— Start of MATERIAL FOR THIS EXERCISE —

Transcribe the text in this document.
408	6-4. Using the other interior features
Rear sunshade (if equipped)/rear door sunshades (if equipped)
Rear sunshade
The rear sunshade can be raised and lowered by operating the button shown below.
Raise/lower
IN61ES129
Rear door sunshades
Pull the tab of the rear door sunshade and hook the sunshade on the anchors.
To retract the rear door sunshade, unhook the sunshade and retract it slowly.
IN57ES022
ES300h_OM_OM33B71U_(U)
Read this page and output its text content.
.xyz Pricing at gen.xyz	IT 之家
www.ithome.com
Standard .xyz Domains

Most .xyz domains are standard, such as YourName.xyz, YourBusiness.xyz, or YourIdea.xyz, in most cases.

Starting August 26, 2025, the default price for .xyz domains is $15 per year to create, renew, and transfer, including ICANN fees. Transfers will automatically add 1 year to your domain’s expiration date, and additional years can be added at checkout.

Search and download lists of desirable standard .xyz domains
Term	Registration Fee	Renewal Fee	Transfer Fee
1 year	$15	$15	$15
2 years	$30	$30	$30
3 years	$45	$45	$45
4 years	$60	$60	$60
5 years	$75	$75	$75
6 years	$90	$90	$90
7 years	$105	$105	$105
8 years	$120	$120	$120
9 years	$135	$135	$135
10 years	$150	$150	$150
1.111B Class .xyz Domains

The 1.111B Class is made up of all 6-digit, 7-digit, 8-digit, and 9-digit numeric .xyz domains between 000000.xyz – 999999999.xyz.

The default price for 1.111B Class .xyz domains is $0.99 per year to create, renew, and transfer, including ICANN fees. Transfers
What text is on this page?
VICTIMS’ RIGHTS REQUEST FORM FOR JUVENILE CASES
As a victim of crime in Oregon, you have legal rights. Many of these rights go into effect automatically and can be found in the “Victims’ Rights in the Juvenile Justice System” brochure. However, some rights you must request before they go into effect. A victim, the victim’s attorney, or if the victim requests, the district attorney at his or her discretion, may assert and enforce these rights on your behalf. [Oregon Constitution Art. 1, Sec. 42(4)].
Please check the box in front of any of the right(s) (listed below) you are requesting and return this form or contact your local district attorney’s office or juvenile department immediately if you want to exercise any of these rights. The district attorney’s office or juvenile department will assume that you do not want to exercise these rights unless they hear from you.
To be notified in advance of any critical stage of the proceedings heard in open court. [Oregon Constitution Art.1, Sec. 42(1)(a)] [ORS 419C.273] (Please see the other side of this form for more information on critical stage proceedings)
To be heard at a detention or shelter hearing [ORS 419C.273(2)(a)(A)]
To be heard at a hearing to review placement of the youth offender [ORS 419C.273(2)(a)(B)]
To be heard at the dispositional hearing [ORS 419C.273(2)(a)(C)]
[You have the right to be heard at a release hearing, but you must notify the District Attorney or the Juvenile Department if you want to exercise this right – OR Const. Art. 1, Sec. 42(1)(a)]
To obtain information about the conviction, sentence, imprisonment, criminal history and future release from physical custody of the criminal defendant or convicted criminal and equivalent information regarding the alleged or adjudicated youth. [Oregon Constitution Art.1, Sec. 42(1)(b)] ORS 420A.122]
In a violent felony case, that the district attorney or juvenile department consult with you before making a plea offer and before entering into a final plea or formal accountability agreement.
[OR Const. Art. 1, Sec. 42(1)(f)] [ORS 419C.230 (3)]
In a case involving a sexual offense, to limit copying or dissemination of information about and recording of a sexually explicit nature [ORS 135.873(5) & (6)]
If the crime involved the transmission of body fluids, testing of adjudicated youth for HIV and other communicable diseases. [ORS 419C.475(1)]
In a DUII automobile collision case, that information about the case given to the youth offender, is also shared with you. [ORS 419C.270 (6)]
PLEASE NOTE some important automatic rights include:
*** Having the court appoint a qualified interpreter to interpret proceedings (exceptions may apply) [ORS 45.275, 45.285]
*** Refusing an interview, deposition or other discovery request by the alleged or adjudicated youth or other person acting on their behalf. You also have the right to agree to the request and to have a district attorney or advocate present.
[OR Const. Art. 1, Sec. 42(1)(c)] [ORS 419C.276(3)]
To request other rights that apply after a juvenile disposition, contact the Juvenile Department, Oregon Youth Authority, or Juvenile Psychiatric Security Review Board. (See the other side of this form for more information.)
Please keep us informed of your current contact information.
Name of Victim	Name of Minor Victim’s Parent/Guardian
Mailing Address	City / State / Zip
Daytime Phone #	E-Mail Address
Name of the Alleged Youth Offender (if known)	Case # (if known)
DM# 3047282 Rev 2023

— End of MATERIAL FOR THIS EXERCISE —

» SET EXERCISE: Check each line in the listing above for the string "page", then report how many lines contain it, with no other text.

» EXERCISE RESULT: 2